→ **WHAT IS NEEDED**:
In your copy, leave out the pictures; write out all the data exactly.

◇ ◇ ◇ ◇ ◇ ◇ ◇

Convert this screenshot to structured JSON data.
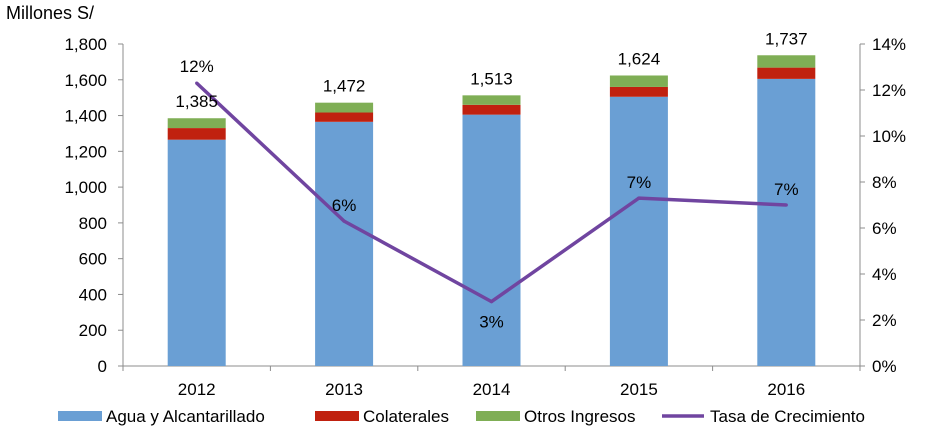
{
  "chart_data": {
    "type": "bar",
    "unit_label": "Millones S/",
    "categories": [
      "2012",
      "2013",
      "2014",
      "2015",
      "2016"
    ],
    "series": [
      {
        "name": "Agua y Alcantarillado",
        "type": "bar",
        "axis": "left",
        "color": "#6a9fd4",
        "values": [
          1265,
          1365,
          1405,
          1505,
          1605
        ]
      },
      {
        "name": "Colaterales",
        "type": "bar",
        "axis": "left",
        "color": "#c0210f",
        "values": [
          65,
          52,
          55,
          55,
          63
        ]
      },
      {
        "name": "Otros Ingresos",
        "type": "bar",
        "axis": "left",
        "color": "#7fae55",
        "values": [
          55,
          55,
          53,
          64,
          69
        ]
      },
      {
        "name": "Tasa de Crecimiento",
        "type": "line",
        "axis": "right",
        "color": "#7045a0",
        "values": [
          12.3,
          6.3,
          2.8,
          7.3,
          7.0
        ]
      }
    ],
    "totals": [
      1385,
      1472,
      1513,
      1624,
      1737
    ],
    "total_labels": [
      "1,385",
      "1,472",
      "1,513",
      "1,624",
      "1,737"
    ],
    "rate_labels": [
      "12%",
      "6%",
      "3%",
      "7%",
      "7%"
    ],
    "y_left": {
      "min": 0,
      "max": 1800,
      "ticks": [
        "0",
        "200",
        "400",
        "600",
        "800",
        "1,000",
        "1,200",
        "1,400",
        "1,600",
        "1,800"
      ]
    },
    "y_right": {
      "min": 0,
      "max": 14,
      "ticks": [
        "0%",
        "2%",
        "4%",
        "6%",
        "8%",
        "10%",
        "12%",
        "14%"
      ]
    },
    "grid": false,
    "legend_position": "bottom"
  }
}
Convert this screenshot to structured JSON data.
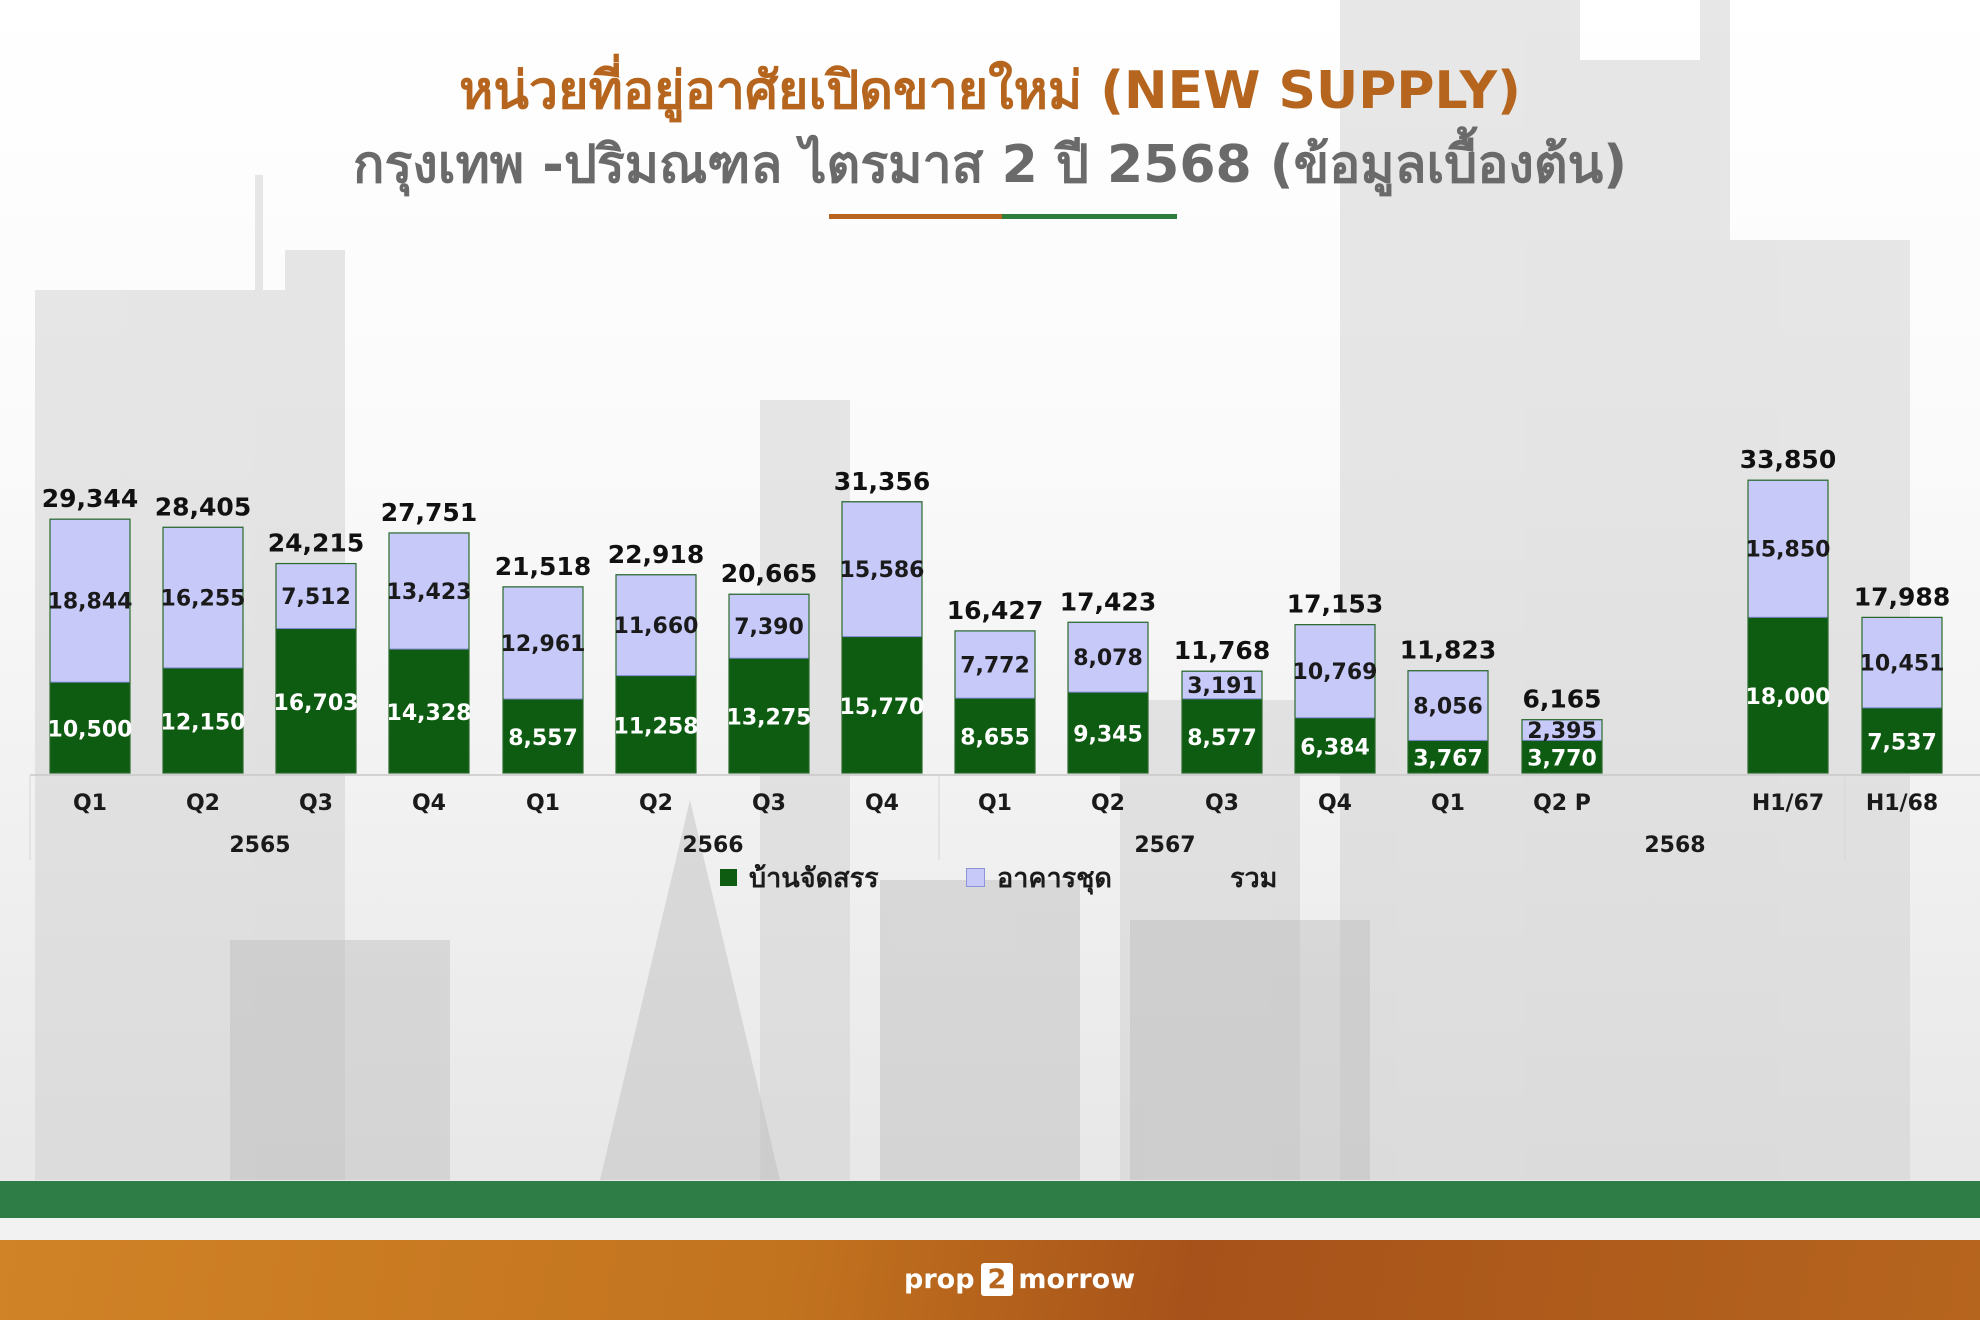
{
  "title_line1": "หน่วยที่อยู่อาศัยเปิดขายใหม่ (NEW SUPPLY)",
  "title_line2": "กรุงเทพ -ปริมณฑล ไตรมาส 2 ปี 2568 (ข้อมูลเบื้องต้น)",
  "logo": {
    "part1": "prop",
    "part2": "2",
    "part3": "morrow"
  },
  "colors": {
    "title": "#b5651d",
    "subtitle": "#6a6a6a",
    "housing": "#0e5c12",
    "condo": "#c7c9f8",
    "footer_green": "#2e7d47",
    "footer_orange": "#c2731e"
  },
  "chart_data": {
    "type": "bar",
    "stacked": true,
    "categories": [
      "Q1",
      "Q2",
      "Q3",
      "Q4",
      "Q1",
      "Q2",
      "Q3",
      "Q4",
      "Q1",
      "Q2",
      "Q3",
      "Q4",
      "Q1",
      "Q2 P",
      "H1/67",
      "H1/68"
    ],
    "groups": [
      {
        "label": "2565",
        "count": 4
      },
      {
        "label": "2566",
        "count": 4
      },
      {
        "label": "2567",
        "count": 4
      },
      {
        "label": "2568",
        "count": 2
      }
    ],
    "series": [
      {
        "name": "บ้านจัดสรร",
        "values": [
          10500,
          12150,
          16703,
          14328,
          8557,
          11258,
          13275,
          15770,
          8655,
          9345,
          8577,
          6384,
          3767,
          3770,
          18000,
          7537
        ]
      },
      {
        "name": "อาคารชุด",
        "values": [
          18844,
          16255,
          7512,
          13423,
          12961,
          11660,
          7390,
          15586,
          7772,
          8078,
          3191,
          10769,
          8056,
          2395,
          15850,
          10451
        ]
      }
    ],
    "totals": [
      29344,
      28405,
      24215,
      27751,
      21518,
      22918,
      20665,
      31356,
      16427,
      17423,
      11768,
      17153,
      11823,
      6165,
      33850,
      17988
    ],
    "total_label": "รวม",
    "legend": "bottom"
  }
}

◇ ◇ ◇ ◇ ◇ ◇ ◇

→ **SOLUTION FOR THIS PROBLEM**:
Convert this screenshot to structured JSON data.
{
  "chart_data": {
    "type": "bar",
    "unit_label": "Millones S/",
    "categories": [
      "2012",
      "2013",
      "2014",
      "2015",
      "2016"
    ],
    "series": [
      {
        "name": "Agua y Alcantarillado",
        "type": "bar",
        "axis": "left",
        "color": "#6a9fd4",
        "values": [
          1265,
          1365,
          1405,
          1505,
          1605
        ]
      },
      {
        "name": "Colaterales",
        "type": "bar",
        "axis": "left",
        "color": "#c0210f",
        "values": [
          65,
          52,
          55,
          55,
          63
        ]
      },
      {
        "name": "Otros Ingresos",
        "type": "bar",
        "axis": "left",
        "color": "#7fae55",
        "values": [
          55,
          55,
          53,
          64,
          69
        ]
      },
      {
        "name": "Tasa de Crecimiento",
        "type": "line",
        "axis": "right",
        "color": "#7045a0",
        "values": [
          12.3,
          6.3,
          2.8,
          7.3,
          7.0
        ]
      }
    ],
    "totals": [
      1385,
      1472,
      1513,
      1624,
      1737
    ],
    "total_labels": [
      "1,385",
      "1,472",
      "1,513",
      "1,624",
      "1,737"
    ],
    "rate_labels": [
      "12%",
      "6%",
      "3%",
      "7%",
      "7%"
    ],
    "y_left": {
      "min": 0,
      "max": 1800,
      "ticks": [
        "0",
        "200",
        "400",
        "600",
        "800",
        "1,000",
        "1,200",
        "1,400",
        "1,600",
        "1,800"
      ]
    },
    "y_right": {
      "min": 0,
      "max": 14,
      "ticks": [
        "0%",
        "2%",
        "4%",
        "6%",
        "8%",
        "10%",
        "12%",
        "14%"
      ]
    },
    "grid": false,
    "legend_position": "bottom"
  }
}
Convert this screenshot to structured JSON data.
{
  "title_line1": "หน่วยที่อยู่อาศัยเปิดขายใหม่ (NEW SUPPLY)",
  "title_line2": "กรุงเทพ -ปริมณฑล ไตรมาส 2 ปี 2568 (ข้อมูลเบื้องต้น)",
  "logo": {
    "part1": "prop",
    "part2": "2",
    "part3": "morrow"
  },
  "colors": {
    "title": "#b5651d",
    "subtitle": "#6a6a6a",
    "housing": "#0e5c12",
    "condo": "#c7c9f8",
    "footer_green": "#2e7d47",
    "footer_orange": "#c2731e"
  },
  "chart_data": {
    "type": "bar",
    "stacked": true,
    "categories": [
      "Q1",
      "Q2",
      "Q3",
      "Q4",
      "Q1",
      "Q2",
      "Q3",
      "Q4",
      "Q1",
      "Q2",
      "Q3",
      "Q4",
      "Q1",
      "Q2 P",
      "H1/67",
      "H1/68"
    ],
    "groups": [
      {
        "label": "2565",
        "count": 4
      },
      {
        "label": "2566",
        "count": 4
      },
      {
        "label": "2567",
        "count": 4
      },
      {
        "label": "2568",
        "count": 2
      }
    ],
    "series": [
      {
        "name": "บ้านจัดสรร",
        "values": [
          10500,
          12150,
          16703,
          14328,
          8557,
          11258,
          13275,
          15770,
          8655,
          9345,
          8577,
          6384,
          3767,
          3770,
          18000,
          7537
        ]
      },
      {
        "name": "อาคารชุด",
        "values": [
          18844,
          16255,
          7512,
          13423,
          12961,
          11660,
          7390,
          15586,
          7772,
          8078,
          3191,
          10769,
          8056,
          2395,
          15850,
          10451
        ]
      }
    ],
    "totals": [
      29344,
      28405,
      24215,
      27751,
      21518,
      22918,
      20665,
      31356,
      16427,
      17423,
      11768,
      17153,
      11823,
      6165,
      33850,
      17988
    ],
    "total_label": "รวม",
    "legend": "bottom"
  }
}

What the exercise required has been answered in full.